● Directions for this task
Below are some records. Say how many of their lines contain the string "树林阴翳", and give nothing but the number.

● Provided information
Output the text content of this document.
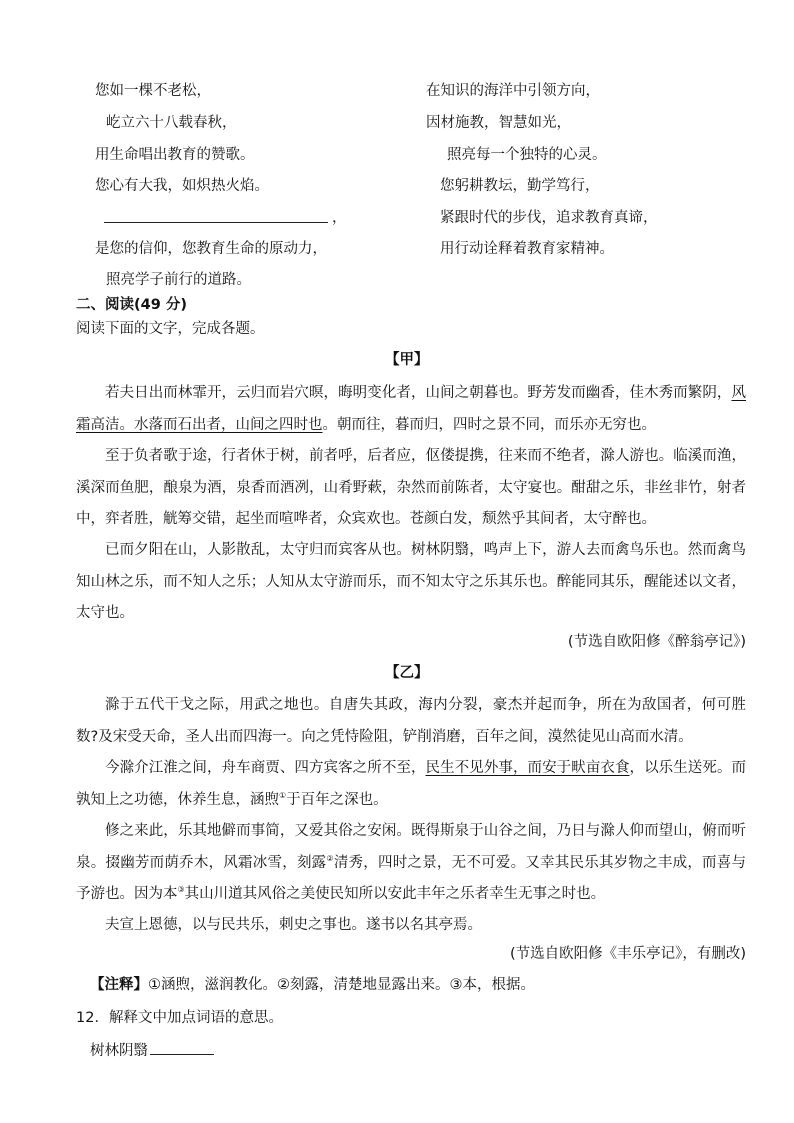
您如一棵不老松，
屹立六十八载春秋，
用生命唱出教育的赞歌。
您心有大我，如炽热火焰。
，
是您的信仰，您教育生命的原动力，
照亮学子前行的道路。
在知识的海洋中引领方向，
因材施教，智慧如光，
照亮每一个独特的心灵。
您躬耕教坛，勤学笃行，
紧跟时代的步伐，追求教育真谛，
用行动诠释着教育家精神。
二、阅读(49 分)
阅读下面的文字，完成各题。
【甲】
若夫日出而林霏开，云归而岩穴暝，晦明变化者，山间之朝暮也。野芳发而幽香，佳木秀而繁阴，风霜高洁。水落而石出者，山间之四时也。朝而往，暮而归，四时之景不同，而乐亦无穷也。
至于负者歌于途，行者休于树，前者呼，后者应，伛偻提携，往来而不绝者，滁人游也。临溪而渔，溪深而鱼肥，酿泉为酒，泉香而酒冽，山肴野蔌，杂然而前陈者，太守宴也。酣甜之乐，非丝非竹，射者中，弈者胜，觥筹交错，起坐而喧哗者，众宾欢也。苍颜白发，颓然乎其间者，太守醉也。
已而夕阳在山，人影散乱，太守归而宾客从也。树林阴翳，鸣声上下，游人去而禽鸟乐也。然而禽鸟知山林之乐，而不知人之乐；人知从太守游而乐，而不知太守之乐其乐也。醉能同其乐，醒能述以文者，太守也。
(节选自欧阳修《醉翁亭记》)
【乙】
滁于五代干戈之际，用武之地也。自唐失其政，海内分裂，豪杰并起而争，所在为敌国者，何可胜数?及宋受天命，圣人出而四海一。向之凭恃险阻，铲削消磨，百年之间，漠然徒见山高而水清。
今滁介江淮之间，舟车商贾、四方宾客之所不至，民生不见外事，而安于畎亩衣食，以乐生送死。而孰知上之功德，休养生息，涵煦①于百年之深也。
修之来此，乐其地僻而事简，又爱其俗之安闲。既得斯泉于山谷之间，乃日与滁人仰而望山，俯而听泉。掇幽芳而荫乔木，风霜冰雪，刻露②清秀，四时之景，无不可爱。又幸其民乐其岁物之丰成，而喜与予游也。因为本③其山川道其风俗之美使民知所以安此丰年之乐者幸生无事之时也。
夫宣上恩德，以与民共乐，刺史之事也。遂书以名其亭焉。
(节选自欧阳修《丰乐亭记》，有删改)
【注释】①涵煦，滋润教化。②刻露，清楚地显露出来。③本，根据。
12．解释文中加点词语的意思。
树林阴翳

● Task response
2